▶ What you have to do
Copy each line with the word "gdgpo" in it.

▶ Exercise inputs
****

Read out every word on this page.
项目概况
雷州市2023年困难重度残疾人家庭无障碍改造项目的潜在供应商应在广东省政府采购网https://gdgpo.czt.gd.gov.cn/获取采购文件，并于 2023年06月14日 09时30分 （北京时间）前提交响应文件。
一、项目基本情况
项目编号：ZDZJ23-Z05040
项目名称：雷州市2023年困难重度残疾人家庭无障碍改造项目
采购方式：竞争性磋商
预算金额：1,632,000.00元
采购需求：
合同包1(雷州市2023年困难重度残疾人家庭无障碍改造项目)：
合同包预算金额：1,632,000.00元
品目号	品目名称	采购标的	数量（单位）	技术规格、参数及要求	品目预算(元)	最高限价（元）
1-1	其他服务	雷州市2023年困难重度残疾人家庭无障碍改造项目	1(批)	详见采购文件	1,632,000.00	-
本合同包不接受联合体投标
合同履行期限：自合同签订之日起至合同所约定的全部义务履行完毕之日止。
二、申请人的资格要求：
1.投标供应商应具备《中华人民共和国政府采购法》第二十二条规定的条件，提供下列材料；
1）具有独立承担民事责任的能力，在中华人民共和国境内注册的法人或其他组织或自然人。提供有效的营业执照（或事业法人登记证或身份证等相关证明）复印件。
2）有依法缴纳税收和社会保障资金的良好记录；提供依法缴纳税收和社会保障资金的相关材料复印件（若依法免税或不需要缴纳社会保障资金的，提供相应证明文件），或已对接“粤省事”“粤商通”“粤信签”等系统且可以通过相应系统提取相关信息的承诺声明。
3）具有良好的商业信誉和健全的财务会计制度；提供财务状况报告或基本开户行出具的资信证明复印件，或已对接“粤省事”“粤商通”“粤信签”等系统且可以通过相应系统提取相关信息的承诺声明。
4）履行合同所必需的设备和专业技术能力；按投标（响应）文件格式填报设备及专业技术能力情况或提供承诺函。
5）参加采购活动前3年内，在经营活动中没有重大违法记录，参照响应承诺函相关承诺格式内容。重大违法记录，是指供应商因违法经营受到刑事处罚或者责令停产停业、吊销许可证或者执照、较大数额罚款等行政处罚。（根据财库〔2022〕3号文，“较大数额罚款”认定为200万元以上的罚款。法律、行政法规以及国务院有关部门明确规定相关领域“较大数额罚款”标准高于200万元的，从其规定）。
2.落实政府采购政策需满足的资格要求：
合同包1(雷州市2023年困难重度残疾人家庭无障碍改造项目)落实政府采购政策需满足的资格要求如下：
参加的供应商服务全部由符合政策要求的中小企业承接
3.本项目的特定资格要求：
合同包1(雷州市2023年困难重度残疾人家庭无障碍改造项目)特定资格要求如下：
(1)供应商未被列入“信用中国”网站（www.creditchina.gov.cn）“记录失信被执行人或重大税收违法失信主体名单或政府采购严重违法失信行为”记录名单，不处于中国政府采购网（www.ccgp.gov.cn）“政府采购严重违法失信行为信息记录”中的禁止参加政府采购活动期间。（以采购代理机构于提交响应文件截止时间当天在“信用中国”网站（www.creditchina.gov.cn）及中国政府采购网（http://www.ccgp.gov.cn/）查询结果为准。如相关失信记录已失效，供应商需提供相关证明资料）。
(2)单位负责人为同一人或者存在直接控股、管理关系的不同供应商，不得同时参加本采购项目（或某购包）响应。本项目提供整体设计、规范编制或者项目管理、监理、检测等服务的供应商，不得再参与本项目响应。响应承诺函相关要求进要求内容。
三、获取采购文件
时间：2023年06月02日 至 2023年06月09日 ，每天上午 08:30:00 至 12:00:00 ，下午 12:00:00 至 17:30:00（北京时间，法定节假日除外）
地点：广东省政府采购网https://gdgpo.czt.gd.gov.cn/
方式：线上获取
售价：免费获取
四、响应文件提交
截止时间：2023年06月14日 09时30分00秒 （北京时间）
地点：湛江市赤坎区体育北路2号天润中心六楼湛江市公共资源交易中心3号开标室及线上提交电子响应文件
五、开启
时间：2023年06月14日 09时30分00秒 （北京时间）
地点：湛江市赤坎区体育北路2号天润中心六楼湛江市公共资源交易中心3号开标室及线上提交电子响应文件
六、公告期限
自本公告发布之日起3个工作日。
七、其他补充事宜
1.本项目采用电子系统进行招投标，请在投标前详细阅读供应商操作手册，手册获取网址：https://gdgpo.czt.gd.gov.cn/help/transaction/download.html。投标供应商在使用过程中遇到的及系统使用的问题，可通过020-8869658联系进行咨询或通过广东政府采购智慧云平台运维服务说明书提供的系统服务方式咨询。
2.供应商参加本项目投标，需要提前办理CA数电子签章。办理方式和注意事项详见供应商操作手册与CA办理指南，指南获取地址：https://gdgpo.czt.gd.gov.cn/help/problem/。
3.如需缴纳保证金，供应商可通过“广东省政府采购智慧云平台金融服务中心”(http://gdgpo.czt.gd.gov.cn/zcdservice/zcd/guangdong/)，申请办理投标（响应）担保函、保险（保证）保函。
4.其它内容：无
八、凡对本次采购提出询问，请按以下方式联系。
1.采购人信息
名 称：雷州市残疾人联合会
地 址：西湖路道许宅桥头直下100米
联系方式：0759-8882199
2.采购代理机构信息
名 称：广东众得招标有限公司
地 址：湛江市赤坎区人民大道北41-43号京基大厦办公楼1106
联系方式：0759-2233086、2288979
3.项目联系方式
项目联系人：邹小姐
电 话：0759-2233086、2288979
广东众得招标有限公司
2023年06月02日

****

▶ The result
雷州市2023年困难重度残疾人家庭无障碍改造项目的潜在供应商应在广东省政府采购网https://gdgpo.czt.gd.gov.cn/获取采购文件，并于 2023年06月14日 09时30分 （北京时间）前提交响应文件。
地点：广东省政府采购网https://gdgpo.czt.gd.gov.cn/
1.本项目采用电子系统进行招投标，请在投标前详细阅读供应商操作手册，手册获取网址：https://gdgpo.czt.gd.gov.cn/help/transaction/download.html。投标供应商在使用过程中遇到的及系统使用的问题，可通过020-8869658联系进行咨询或通过广东政府采购智慧云平台运维服务说明书提供的系统服务方式咨询。
2.供应商参加本项目投标，需要提前办理CA数电子签章。办理方式和注意事项详见供应商操作手册与CA办理指南，指南获取地址：https://gdgpo.czt.gd.gov.cn/help/problem/。
3.如需缴纳保证金，供应商可通过“广东省政府采购智慧云平台金融服务中心”(http://gdgpo.czt.gd.gov.cn/zcdservice/zcd/guangdong/)，申请办理投标（响应）担保函、保险（保证）保函。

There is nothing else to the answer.